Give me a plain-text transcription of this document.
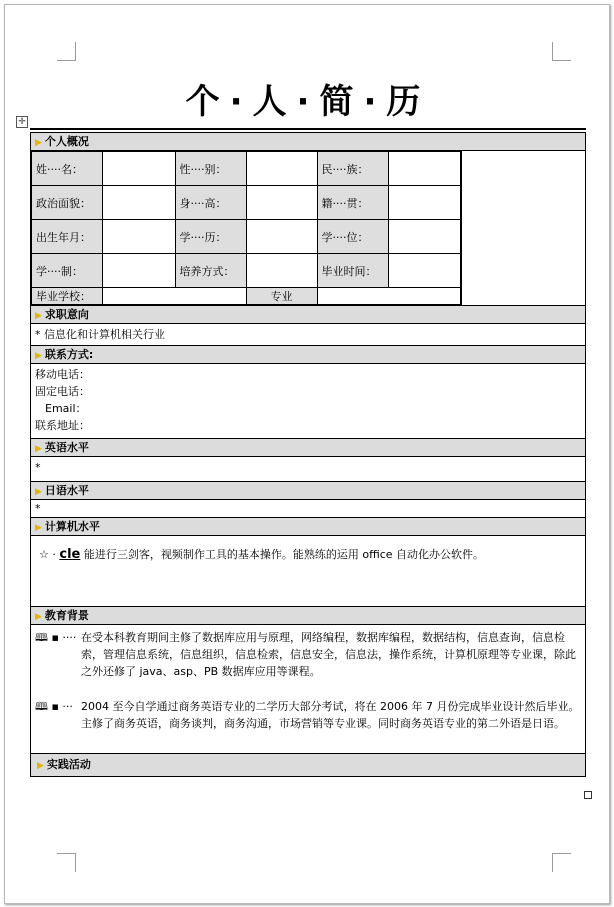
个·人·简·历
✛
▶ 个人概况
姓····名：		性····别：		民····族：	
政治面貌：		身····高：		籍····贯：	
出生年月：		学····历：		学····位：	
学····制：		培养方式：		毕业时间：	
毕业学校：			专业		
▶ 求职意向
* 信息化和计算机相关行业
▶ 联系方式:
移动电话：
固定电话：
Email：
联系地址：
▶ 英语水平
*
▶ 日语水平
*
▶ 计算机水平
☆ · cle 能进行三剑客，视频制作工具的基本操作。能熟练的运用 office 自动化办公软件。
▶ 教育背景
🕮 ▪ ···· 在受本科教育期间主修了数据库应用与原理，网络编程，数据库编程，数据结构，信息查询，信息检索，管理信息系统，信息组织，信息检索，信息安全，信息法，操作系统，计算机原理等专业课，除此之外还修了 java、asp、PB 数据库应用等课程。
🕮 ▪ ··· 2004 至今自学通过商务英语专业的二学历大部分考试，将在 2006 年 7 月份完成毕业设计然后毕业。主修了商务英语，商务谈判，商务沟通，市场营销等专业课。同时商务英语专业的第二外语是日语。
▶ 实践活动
------------------------------------------------
» **Objective**: Copy the data exactly. Any picture it contains is to be omitted.

» **Problem solution**:
Give me a plain-text transcription of this document.
个·人·简·历
✛
▶ 个人概况
姓····名：		性····别：		民····族：	
政治面貌：		身····高：		籍····贯：	
出生年月：		学····历：		学····位：	
学····制：		培养方式：		毕业时间：	
毕业学校：			专业		
▶ 求职意向
* 信息化和计算机相关行业
▶ 联系方式:
移动电话：
固定电话：
Email：
联系地址：
▶ 英语水平
*
▶ 日语水平
*
▶ 计算机水平
☆ · cle 能进行三剑客，视频制作工具的基本操作。能熟练的运用 office 自动化办公软件。
▶ 教育背景
🕮 ▪ ···· 在受本科教育期间主修了数据库应用与原理，网络编程，数据库编程，数据结构，信息查询，信息检索，管理信息系统，信息组织，信息检索，信息安全，信息法，操作系统，计算机原理等专业课，除此之外还修了 java、asp、PB 数据库应用等课程。
🕮 ▪ ··· 2004 至今自学通过商务英语专业的二学历大部分考试，将在 2006 年 7 月份完成毕业设计然后毕业。主修了商务英语，商务谈判，商务沟通，市场营销等专业课。同时商务英语专业的第二外语是日语。
▶ 实践活动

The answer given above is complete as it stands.